▶ **Directions**:
1. In the text on Evelyn Waugh's Helena, whom does St. Helena pray to?
2. Pick up the text on Evelyn Waugh's Helena right after its final sentence and write what comes next in Helena's prayer.
:: Excerpted text
Evelyn Waugh wrote a terrific little book, Helena. It is about the mother of the Emperor Constantine. US HERE – UK HERE
In our book, St. Helena, discoverer of the True Cross, prays to the Holy Magi.
This is a prayer by and for people who are talented, intellectuals, artists, who because of their intellectual gifts find it difficult to arrive at the same faith of simple people.
The prayer has two messages.
First, simple folk need far less ratiocination (e.g., exegesis, syllogisms, disputations, etc.) than those who are more gifted in order to adore the Baby in the manger. They come to the side of the Lord so much more quickly, willingly, with less hesitation.
Second, there is nevertheless hope for intellectuals, scientists, artist, who, in spite of the difficulties their intellects pose to the Faith, can arrive late at the manger and still by welcomed with open arms by the Holy Family.
This is my day, and these are my kind.
“Like me, you were late in coming. The shepherds were here long before, even the cattle. They had joined the chorus of angels before you were on your way.
How laboriously you came, taking sights and calculating, where the shepherds had run barefoot! How odd you looked on the road, attended by what outlandish liveries, laden with such preposterous gifts!
::::
:: Records provided
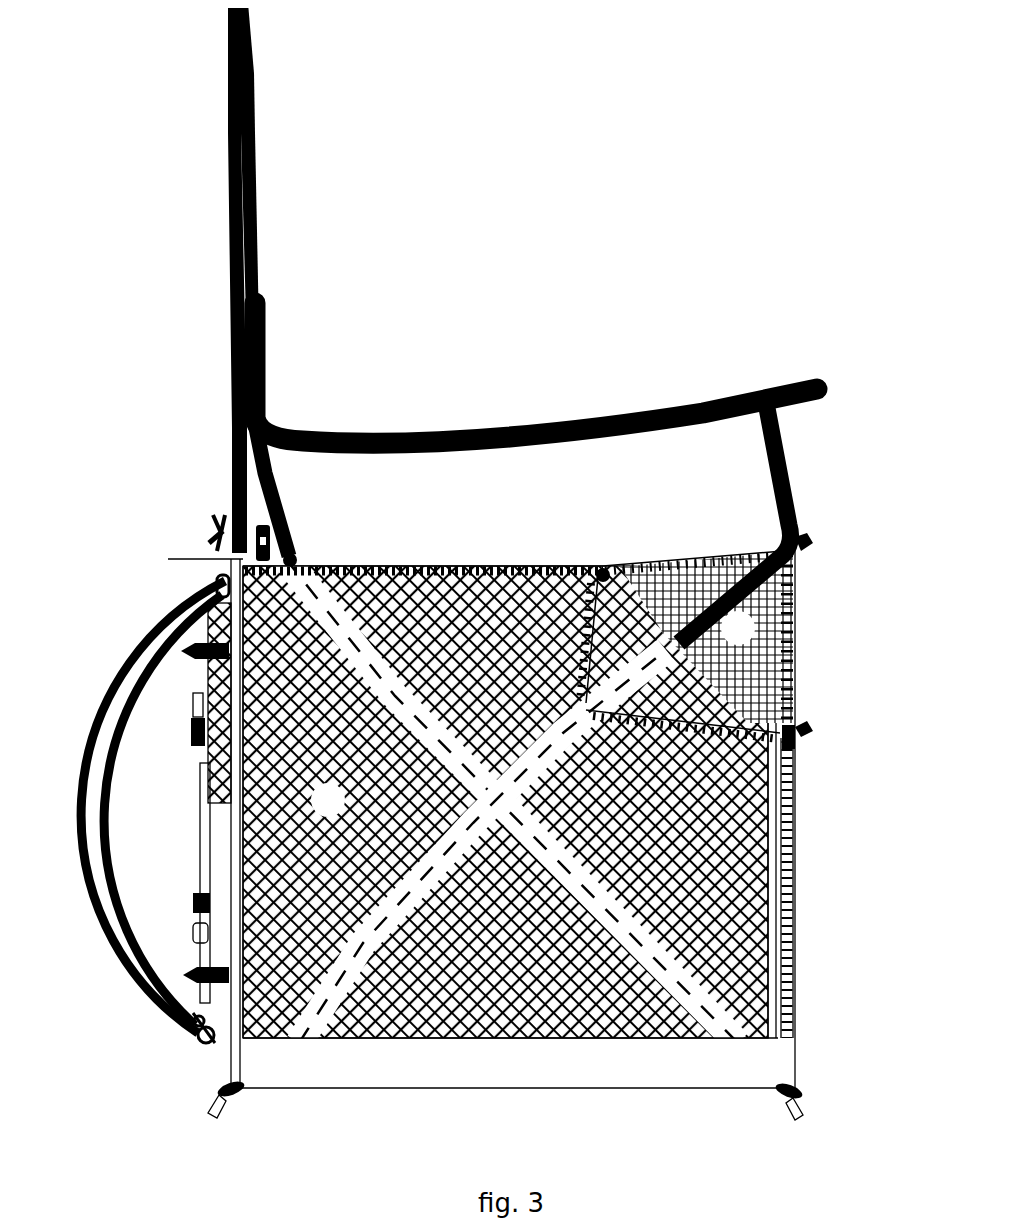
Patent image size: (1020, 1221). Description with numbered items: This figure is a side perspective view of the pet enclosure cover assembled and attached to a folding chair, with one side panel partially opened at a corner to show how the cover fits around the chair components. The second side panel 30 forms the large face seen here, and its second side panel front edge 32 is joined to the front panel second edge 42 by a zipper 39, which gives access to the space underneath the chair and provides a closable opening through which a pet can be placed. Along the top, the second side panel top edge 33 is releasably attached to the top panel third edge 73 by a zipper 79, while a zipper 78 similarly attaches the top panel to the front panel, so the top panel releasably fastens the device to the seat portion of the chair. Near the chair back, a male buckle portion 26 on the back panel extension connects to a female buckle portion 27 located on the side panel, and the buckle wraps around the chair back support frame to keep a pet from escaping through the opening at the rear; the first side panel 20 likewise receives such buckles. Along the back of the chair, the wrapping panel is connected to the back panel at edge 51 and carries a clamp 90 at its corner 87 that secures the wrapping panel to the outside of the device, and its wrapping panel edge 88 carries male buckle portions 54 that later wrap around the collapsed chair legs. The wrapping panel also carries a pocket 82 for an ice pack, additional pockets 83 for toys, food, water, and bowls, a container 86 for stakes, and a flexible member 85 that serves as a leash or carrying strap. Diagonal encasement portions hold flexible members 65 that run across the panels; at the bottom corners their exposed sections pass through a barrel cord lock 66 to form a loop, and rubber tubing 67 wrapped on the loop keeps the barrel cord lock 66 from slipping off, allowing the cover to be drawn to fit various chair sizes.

The first side panel 20 is at (706, 637).
The male buckle portion 26 is at (250, 524).
The female buckle portion 27 is at (212, 532).
The second side panel 30 is at (510, 800).
The second side panel front edge 32 is at (587, 707).
The second side panel top edge 33 is at (548, 592).
The zipper 39 is at (804, 725).
The front panel second edge 42 is at (792, 605).
The edge 51 is at (232, 996).
The male buckle portion 54 is at (178, 645).
The flexible member 65 is at (705, 1008).
The barrel cord lock 66 is at (800, 1085).
The rubber tubing 67 is at (805, 1110).
The top panel third edge 73 is at (685, 555).
The zipper 78 is at (808, 540).
The zipper 79 is at (595, 567).
The pocket 82 is at (190, 706).
The additional pockets 83 is at (210, 866).
The flexible member 85 is at (125, 737).
The container 86 is at (200, 821).
The corner 87 is at (191, 557).
The wrapping panel edge 88 is at (188, 1020).
The clamp 90 is at (226, 518).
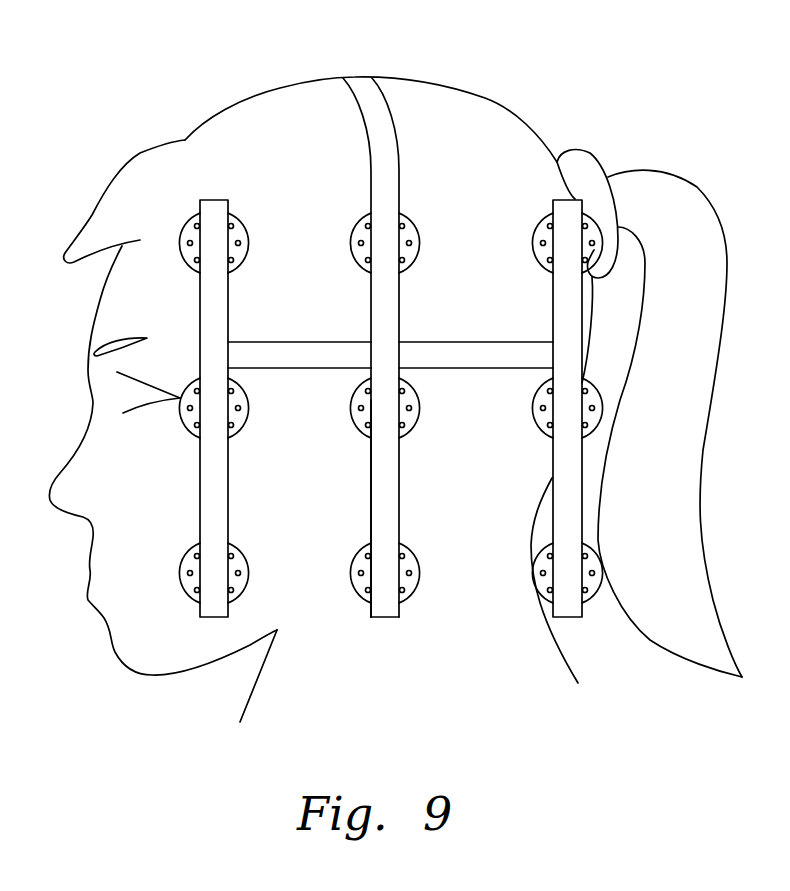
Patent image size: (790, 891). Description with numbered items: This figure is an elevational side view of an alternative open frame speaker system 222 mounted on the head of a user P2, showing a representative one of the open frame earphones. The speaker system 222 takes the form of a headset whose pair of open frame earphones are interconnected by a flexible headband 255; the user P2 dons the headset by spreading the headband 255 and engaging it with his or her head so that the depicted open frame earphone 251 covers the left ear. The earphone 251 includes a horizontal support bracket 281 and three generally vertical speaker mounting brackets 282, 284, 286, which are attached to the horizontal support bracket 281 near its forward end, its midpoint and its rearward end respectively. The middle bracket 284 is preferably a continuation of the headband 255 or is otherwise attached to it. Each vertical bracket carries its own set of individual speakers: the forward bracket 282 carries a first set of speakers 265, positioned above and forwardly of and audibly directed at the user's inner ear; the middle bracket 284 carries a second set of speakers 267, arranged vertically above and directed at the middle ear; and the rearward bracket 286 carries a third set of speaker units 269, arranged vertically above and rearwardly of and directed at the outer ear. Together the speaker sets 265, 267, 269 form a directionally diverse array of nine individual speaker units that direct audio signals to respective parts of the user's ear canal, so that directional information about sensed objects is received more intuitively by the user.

The user P2 is at (118, 170).
The open frame speaker system 222 is at (397, 382).
The open frame earphone 251 is at (490, 153).
The flexible headband 255 is at (380, 103).
The first set of speakers 265 is at (185, 578).
The second set of speakers 267 is at (352, 588).
The third set of speaker units 269 is at (540, 239).
The horizontal support bracket 281 is at (472, 370).
The forward speaker mounting bracket 282 is at (230, 478).
The middle speaker mounting bracket 284 is at (400, 512).
The rearward speaker mounting bracket 286 is at (570, 617).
::::
▶ **Expected outputs**:
1. The Holy Magi.

2.
You finally came to the last stage of your pilgrimage and the great star stood still above you. What did you do? You stopped to call on King Herod. Deadly exchange of compliments in which began that unended war of mobs and magistrates against the innocent!
Yet you came and were not turned away. You too found room before the manger. Your gifts were not needed, but they were accepted and put carefully by, for they were brought with love. In that new order of charity that had just come to life, there was room for you, too. You were not lower in the eyes of the holy family than the ox or the ass.
You are my especial patrons, and patrons of all late-comers, of all who have a tedious journey to make to the truth, of all who are confused with knowledge and speculation, of all who through politeness make themselves partners in guilt, of all who stand in danger by reason of their talents.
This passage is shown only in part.